=== GIVEN PROBLEM ===
Write out the data again in full, exactly as it reads.

* Begin *

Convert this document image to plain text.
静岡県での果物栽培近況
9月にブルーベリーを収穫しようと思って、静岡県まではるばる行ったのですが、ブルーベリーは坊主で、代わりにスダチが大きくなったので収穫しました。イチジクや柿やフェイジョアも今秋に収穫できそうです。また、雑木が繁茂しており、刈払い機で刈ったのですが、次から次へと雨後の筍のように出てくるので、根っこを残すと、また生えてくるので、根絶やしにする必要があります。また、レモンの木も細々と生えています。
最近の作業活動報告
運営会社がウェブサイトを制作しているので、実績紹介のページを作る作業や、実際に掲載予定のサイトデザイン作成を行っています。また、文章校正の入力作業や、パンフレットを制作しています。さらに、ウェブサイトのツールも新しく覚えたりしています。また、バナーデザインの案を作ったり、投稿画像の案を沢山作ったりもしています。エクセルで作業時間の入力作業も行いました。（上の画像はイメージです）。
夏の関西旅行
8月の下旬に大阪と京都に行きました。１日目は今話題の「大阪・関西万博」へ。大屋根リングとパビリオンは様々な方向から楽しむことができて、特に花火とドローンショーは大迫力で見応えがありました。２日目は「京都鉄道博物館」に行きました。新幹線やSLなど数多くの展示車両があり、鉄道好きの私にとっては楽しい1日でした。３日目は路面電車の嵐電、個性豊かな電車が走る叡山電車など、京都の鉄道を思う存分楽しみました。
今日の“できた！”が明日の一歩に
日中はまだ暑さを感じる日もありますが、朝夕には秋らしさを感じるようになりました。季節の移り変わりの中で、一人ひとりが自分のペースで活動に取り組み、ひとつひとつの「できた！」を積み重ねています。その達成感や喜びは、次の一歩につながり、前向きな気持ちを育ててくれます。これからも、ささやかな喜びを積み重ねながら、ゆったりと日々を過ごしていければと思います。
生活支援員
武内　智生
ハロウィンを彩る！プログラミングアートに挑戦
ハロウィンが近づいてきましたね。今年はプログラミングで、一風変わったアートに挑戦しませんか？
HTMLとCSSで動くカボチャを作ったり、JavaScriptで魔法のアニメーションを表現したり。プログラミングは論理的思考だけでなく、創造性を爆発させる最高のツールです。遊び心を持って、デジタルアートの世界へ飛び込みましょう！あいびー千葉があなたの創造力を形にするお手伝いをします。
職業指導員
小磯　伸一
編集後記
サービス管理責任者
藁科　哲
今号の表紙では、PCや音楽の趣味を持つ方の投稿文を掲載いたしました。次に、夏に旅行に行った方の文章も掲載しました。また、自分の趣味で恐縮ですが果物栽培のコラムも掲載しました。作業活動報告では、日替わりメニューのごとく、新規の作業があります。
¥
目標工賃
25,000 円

* End *

=== FINISHED ANSWER ===
Convert this document image to plain text.
静岡県での果物栽培近況
9月にブルーベリーを収穫しようと思って、静岡県まではるばる行ったのですが、ブルーベリーは坊主で、代わりにスダチが大きくなったので収穫しました。イチジクや柿やフェイジョアも今秋に収穫できそうです。また、雑木が繁茂しており、刈払い機で刈ったのですが、次から次へと雨後の筍のように出てくるので、根っこを残すと、また生えてくるので、根絶やしにする必要があります。また、レモンの木も細々と生えています。
最近の作業活動報告
運営会社がウェブサイトを制作しているので、実績紹介のページを作る作業や、実際に掲載予定のサイトデザイン作成を行っています。また、文章校正の入力作業や、パンフレットを制作しています。さらに、ウェブサイトのツールも新しく覚えたりしています。また、バナーデザインの案を作ったり、投稿画像の案を沢山作ったりもしています。エクセルで作業時間の入力作業も行いました。（上の画像はイメージです）。
夏の関西旅行
8月の下旬に大阪と京都に行きました。１日目は今話題の「大阪・関西万博」へ。大屋根リングとパビリオンは様々な方向から楽しむことができて、特に花火とドローンショーは大迫力で見応えがありました。２日目は「京都鉄道博物館」に行きました。新幹線やSLなど数多くの展示車両があり、鉄道好きの私にとっては楽しい1日でした。３日目は路面電車の嵐電、個性豊かな電車が走る叡山電車など、京都の鉄道を思う存分楽しみました。
今日の“できた！”が明日の一歩に
日中はまだ暑さを感じる日もありますが、朝夕には秋らしさを感じるようになりました。季節の移り変わりの中で、一人ひとりが自分のペースで活動に取り組み、ひとつひとつの「できた！」を積み重ねています。その達成感や喜びは、次の一歩につながり、前向きな気持ちを育ててくれます。これからも、ささやかな喜びを積み重ねながら、ゆったりと日々を過ごしていければと思います。
生活支援員
武内　智生
ハロウィンを彩る！プログラミングアートに挑戦
ハロウィンが近づいてきましたね。今年はプログラミングで、一風変わったアートに挑戦しませんか？
HTMLとCSSで動くカボチャを作ったり、JavaScriptで魔法のアニメーションを表現したり。プログラミングは論理的思考だけでなく、創造性を爆発させる最高のツールです。遊び心を持って、デジタルアートの世界へ飛び込みましょう！あいびー千葉があなたの創造力を形にするお手伝いをします。
職業指導員
小磯　伸一
編集後記
サービス管理責任者
藁科　哲
今号の表紙では、PCや音楽の趣味を持つ方の投稿文を掲載いたしました。次に、夏に旅行に行った方の文章も掲載しました。また、自分の趣味で恐縮ですが果物栽培のコラムも掲載しました。作業活動報告では、日替わりメニューのごとく、新規の作業があります。
¥
目標工賃
25,000 円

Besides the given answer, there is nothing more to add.